Collection entries
────────────────────────────────────────

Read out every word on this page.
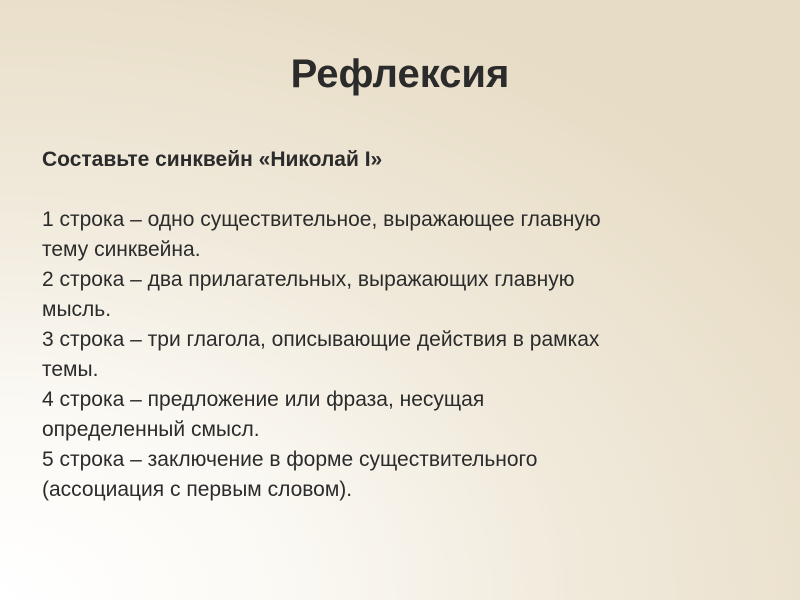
Рефлексия

Составьте синквейн «Николай I»

1 строка – одно существительное, выражающее главную

тему синквейна.

2 строка – два прилагательных, выражающих главную

мысль.

3 строка – три глагола, описывающие действия в рамках

темы.

4 строка – предложение или фраза, несущая

определенный смысл.

5 строка – заключение в форме существительного

(ассоциация с первым словом).
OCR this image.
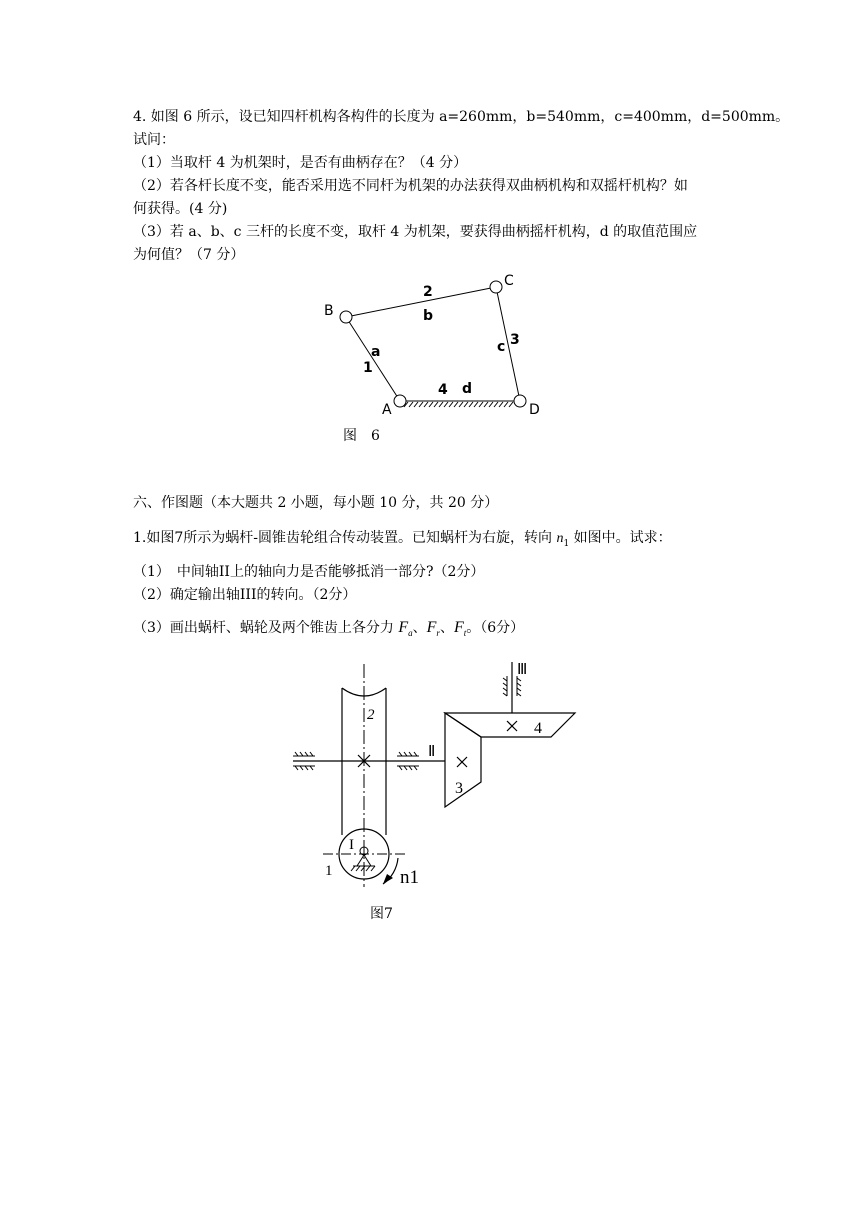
4. 如图 6 所示，设已知四杆机构各构件的长度为 a=260mm，b=540mm，c=400mm，d=500mm。
试问：
（1）当取杆 4 为机架时，是否有曲柄存在？（4 分）
（2）若各杆长度不变，能否采用选不同杆为机架的办法获得双曲柄机构和双摇杆机构？如
何获得。(4 分)
（3）若 a、b、c 三杆的长度不变，取杆 4 为机架，要获得曲柄摇杆机构，d 的取值范围应
为何值？（7 分）
B
C
A	D
2
b
a
1
c 3
4 d
图　6
六、作图题（本大题共 2 小题，每小题 10 分，共 20 分）
1.如图7所示为蜗杆-圆锥齿轮组合传动装置。已知蜗杆为右旋，转向 $n_1$ 如图中。试求：
（1）　中间轴II上的轴向力是否能够抵消一部分?（2分）
（2）确定输出轴III的转向。（2分）
（3）画出蜗杆、蜗轮及两个锥齿上各分力 $F_a$、$F_r$、$F_t$。（6分）
Ⅲ
Ⅱ
I
n1
1
2
3
4
图7
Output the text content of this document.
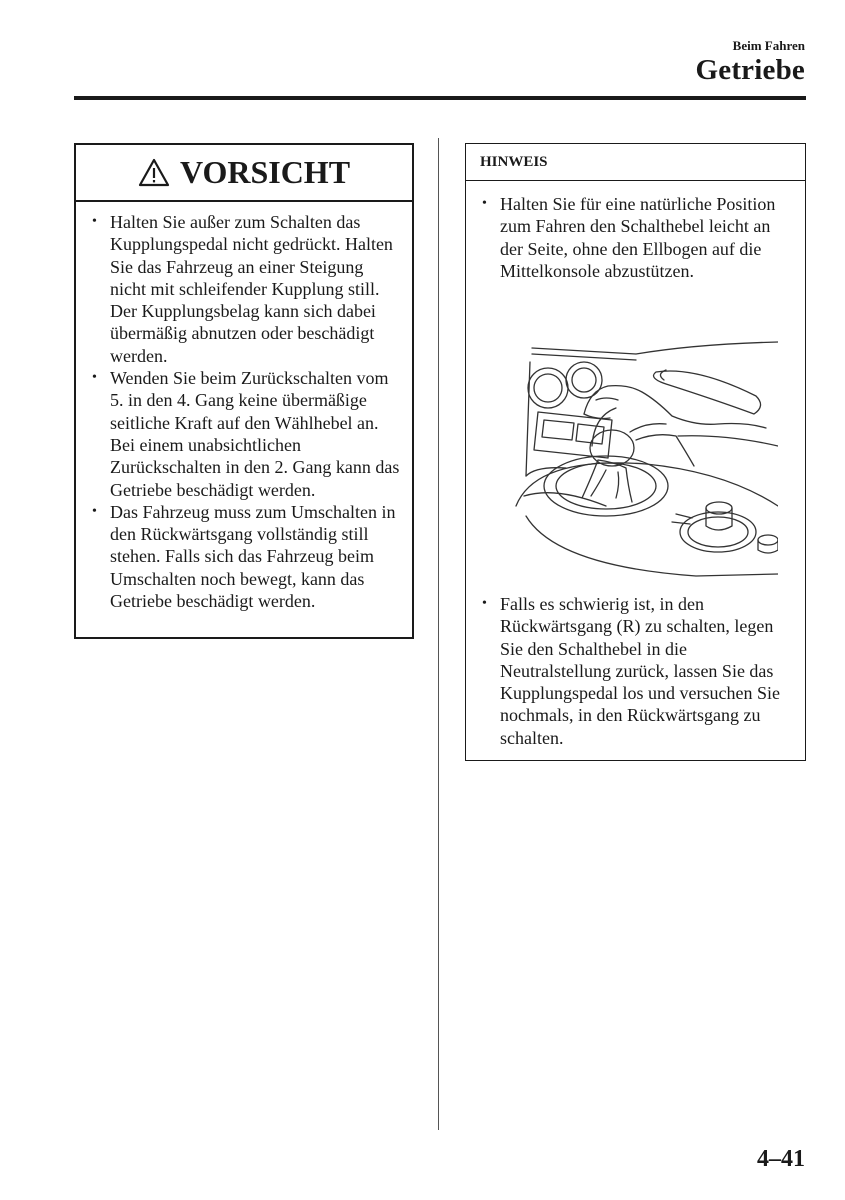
Beim Fahren
Getriebe
VORSICHT
• Halten Sie außer zum Schalten das Kupplungspedal nicht gedrückt. Halten Sie das Fahrzeug an einer Steigung nicht mit schleifender Kupplung still. Der Kupplungsbelag kann sich dabei übermäßig abnutzen oder beschädigt werden.
• Wenden Sie beim Zurückschalten vom 5. in den 4. Gang keine übermäßige seitliche Kraft auf den Wählhebel an. Bei einem unabsichtlichen Zurückschalten in den 2. Gang kann das Getriebe beschädigt werden.
• Das Fahrzeug muss zum Umschalten in den Rückwärtsgang vollständig still stehen. Falls sich das Fahrzeug beim Umschalten noch bewegt, kann das Getriebe beschädigt werden.
HINWEIS
• Halten Sie für eine natürliche Position zum Fahren den Schalthebel leicht an der Seite, ohne den Ellbogen auf die Mittelkonsole abzustützen.
• Falls es schwierig ist, in den Rückwärtsgang (R) zu schalten, legen Sie den Schalthebel in die Neutralstellung zurück, lassen Sie das Kupplungspedal los und versuchen Sie nochmals, in den Rückwärtsgang zu schalten.
4–41
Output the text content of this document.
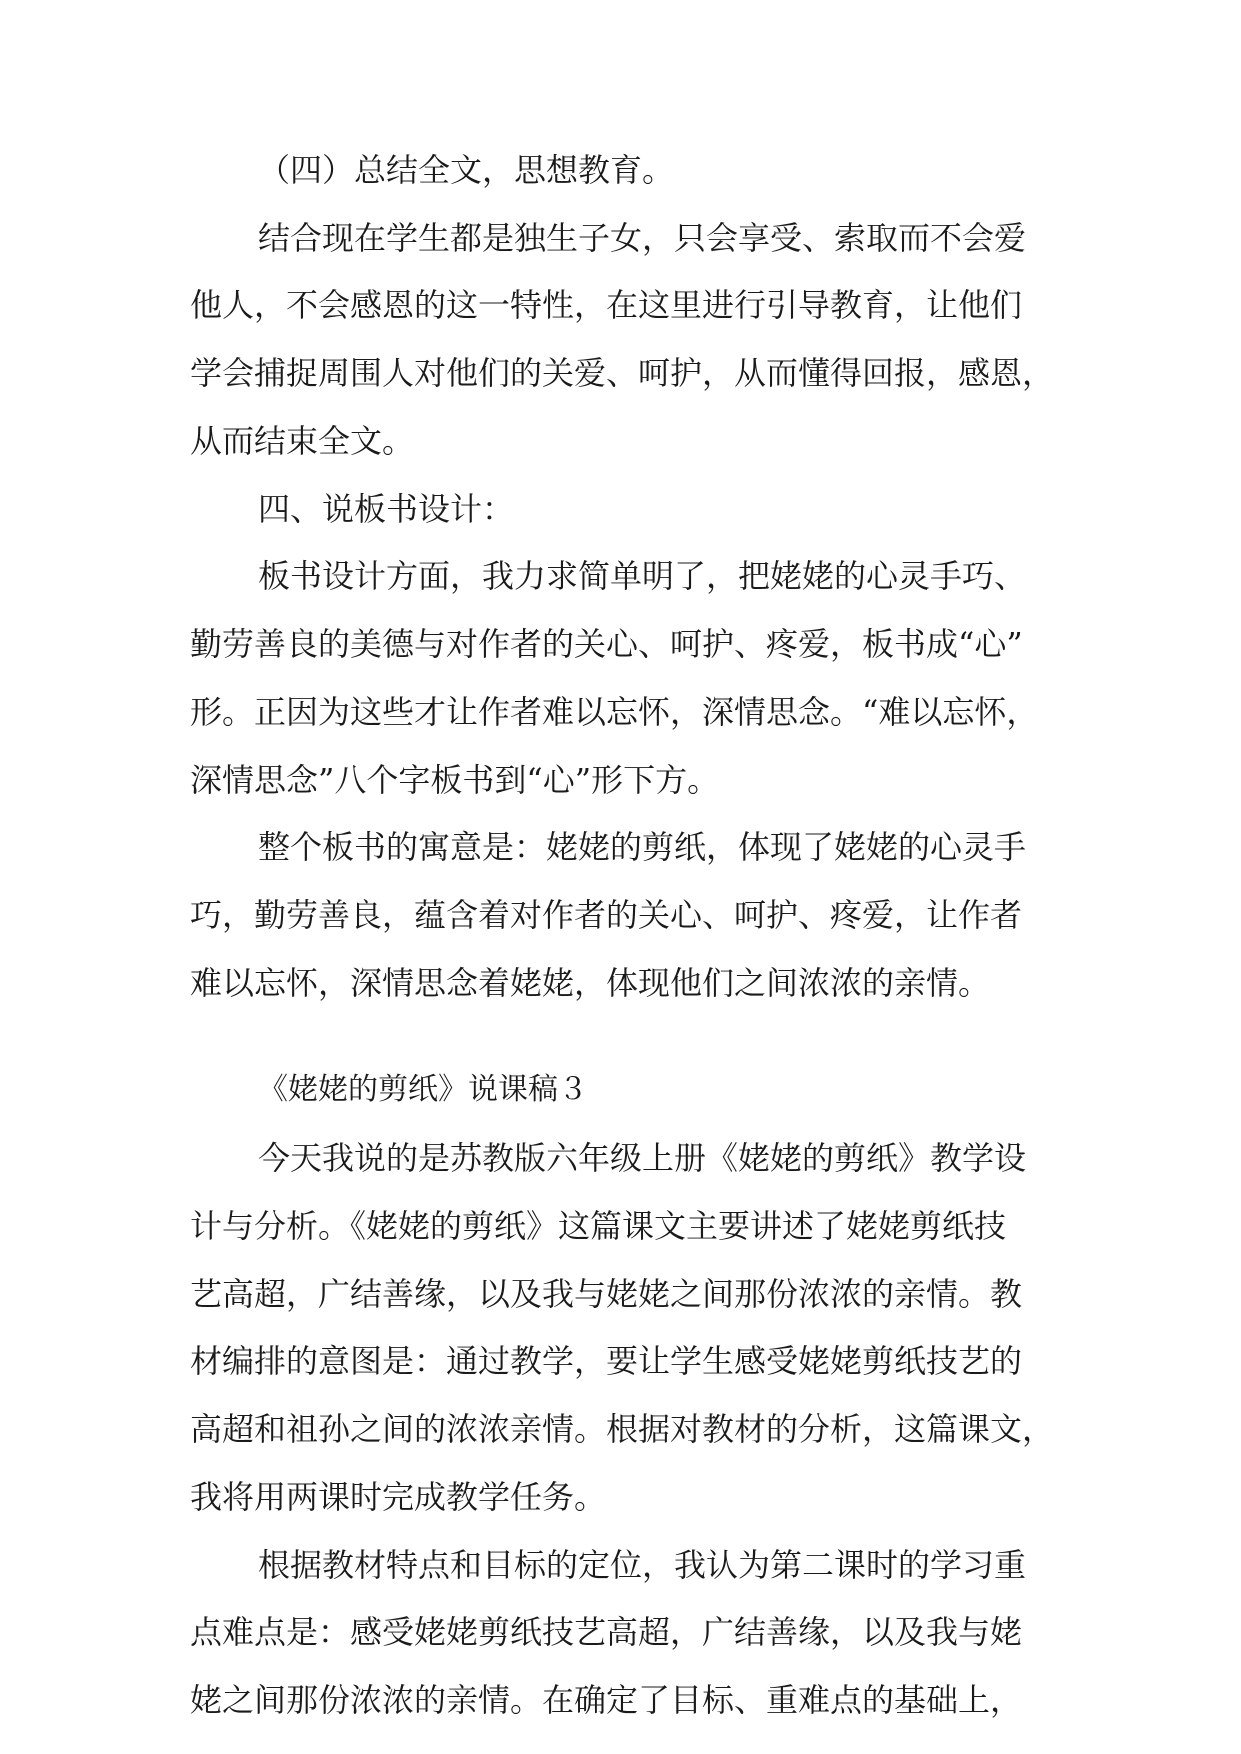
（四）总结全文，思想教育。
结合现在学生都是独生子女，只会享受、索取而不会爱
他人，不会感恩的这一特性，在这里进行引导教育，让他们
学会捕捉周围人对他们的关爱、呵护，从而懂得回报，感恩，
从而结束全文。
四、说板书设计：
板书设计方面，我力求简单明了，把姥姥的心灵手巧、
勤劳善良的美德与对作者的关心、呵护、疼爱，板书成“心”
形。正因为这些才让作者难以忘怀，深情思念。“难以忘怀，
深情思念”八个字板书到“心”形下方。
整个板书的寓意是：姥姥的剪纸，体现了姥姥的心灵手
巧，勤劳善良，蕴含着对作者的关心、呵护、疼爱，让作者
难以忘怀，深情思念着姥姥，体现他们之间浓浓的亲情。
《姥姥的剪纸》说课稿３
今天我说的是苏教版六年级上册《姥姥的剪纸》教学设
计与分析。《姥姥的剪纸》这篇课文主要讲述了姥姥剪纸技
艺高超，广结善缘，以及我与姥姥之间那份浓浓的亲情。教
材编排的意图是：通过教学，要让学生感受姥姥剪纸技艺的
高超和祖孙之间的浓浓亲情。根据对教材的分析，这篇课文，
我将用两课时完成教学任务。
根据教材特点和目标的定位，我认为第二课时的学习重
点难点是：感受姥姥剪纸技艺高超，广结善缘，以及我与姥
姥之间那份浓浓的亲情。在确定了目标、重难点的基础上，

────────────────────────────────────────

▸ WHAT NEEDS TO BE DONE: Reproduce the material in its entirety and word for word, without the pictures.

▸ SOLUTION TO THE EXERCISE:
Read out every word on this page.
Рефлексия

Составьте синквейн «Николай I»

1 строка – одно существительное, выражающее главную

тему синквейна.

2 строка – два прилагательных, выражающих главную

мысль.

3 строка – три глагола, описывающие действия в рамках

темы.

4 строка – предложение или фраза, несущая

определенный смысл.

5 строка – заключение в форме существительного

(ассоциация с первым словом).
OCR this image.
4. 如图 6 所示，设已知四杆机构各构件的长度为 a=260mm，b=540mm，c=400mm，d=500mm。
试问：
（1）当取杆 4 为机架时，是否有曲柄存在？（4 分）
（2）若各杆长度不变，能否采用选不同杆为机架的办法获得双曲柄机构和双摇杆机构？如
何获得。(4 分)
（3）若 a、b、c 三杆的长度不变，取杆 4 为机架，要获得曲柄摇杆机构，d 的取值范围应
为何值？（7 分）
B
C
A	D
2
b
a
1
c 3
4 d
图　6
六、作图题（本大题共 2 小题，每小题 10 分，共 20 分）
1.如图7所示为蜗杆-圆锥齿轮组合传动装置。已知蜗杆为右旋，转向 $n_1$ 如图中。试求：
（1）　中间轴II上的轴向力是否能够抵消一部分?（2分）
（2）确定输出轴III的转向。（2分）
（3）画出蜗杆、蜗轮及两个锥齿上各分力 $F_a$、$F_r$、$F_t$。（6分）
Ⅲ
Ⅱ
I
n1
1
2
3
4
图7
Output the text content of this document.
Beim Fahren
Getriebe
VORSICHT
• Halten Sie außer zum Schalten das Kupplungspedal nicht gedrückt. Halten Sie das Fahrzeug an einer Steigung nicht mit schleifender Kupplung still. Der Kupplungsbelag kann sich dabei übermäßig abnutzen oder beschädigt werden.
• Wenden Sie beim Zurückschalten vom 5. in den 4. Gang keine übermäßige seitliche Kraft auf den Wählhebel an. Bei einem unabsichtlichen Zurückschalten in den 2. Gang kann das Getriebe beschädigt werden.
• Das Fahrzeug muss zum Umschalten in den Rückwärtsgang vollständig still stehen. Falls sich das Fahrzeug beim Umschalten noch bewegt, kann das Getriebe beschädigt werden.
HINWEIS
• Halten Sie für eine natürliche Position zum Fahren den Schalthebel leicht an der Seite, ohne den Ellbogen auf die Mittelkonsole abzustützen.
• Falls es schwierig ist, in den Rückwärtsgang (R) zu schalten, legen Sie den Schalthebel in die Neutralstellung zurück, lassen Sie das Kupplungspedal los und versuchen Sie nochmals, in den Rückwärtsgang zu schalten.
4–41
Output the text content of this document.
（四）总结全文，思想教育。
结合现在学生都是独生子女，只会享受、索取而不会爱
他人，不会感恩的这一特性，在这里进行引导教育，让他们
学会捕捉周围人对他们的关爱、呵护，从而懂得回报，感恩，
从而结束全文。
四、说板书设计：
板书设计方面，我力求简单明了，把姥姥的心灵手巧、
勤劳善良的美德与对作者的关心、呵护、疼爱，板书成“心”
形。正因为这些才让作者难以忘怀，深情思念。“难以忘怀，
深情思念”八个字板书到“心”形下方。
整个板书的寓意是：姥姥的剪纸，体现了姥姥的心灵手
巧，勤劳善良，蕴含着对作者的关心、呵护、疼爱，让作者
难以忘怀，深情思念着姥姥，体现他们之间浓浓的亲情。
《姥姥的剪纸》说课稿３
今天我说的是苏教版六年级上册《姥姥的剪纸》教学设
计与分析。《姥姥的剪纸》这篇课文主要讲述了姥姥剪纸技
艺高超，广结善缘，以及我与姥姥之间那份浓浓的亲情。教
材编排的意图是：通过教学，要让学生感受姥姥剪纸技艺的
高超和祖孙之间的浓浓亲情。根据对教材的分析，这篇课文，
我将用两课时完成教学任务。
根据教材特点和目标的定位，我认为第二课时的学习重
点难点是：感受姥姥剪纸技艺高超，广结善缘，以及我与姥
姥之间那份浓浓的亲情。在确定了目标、重难点的基础上，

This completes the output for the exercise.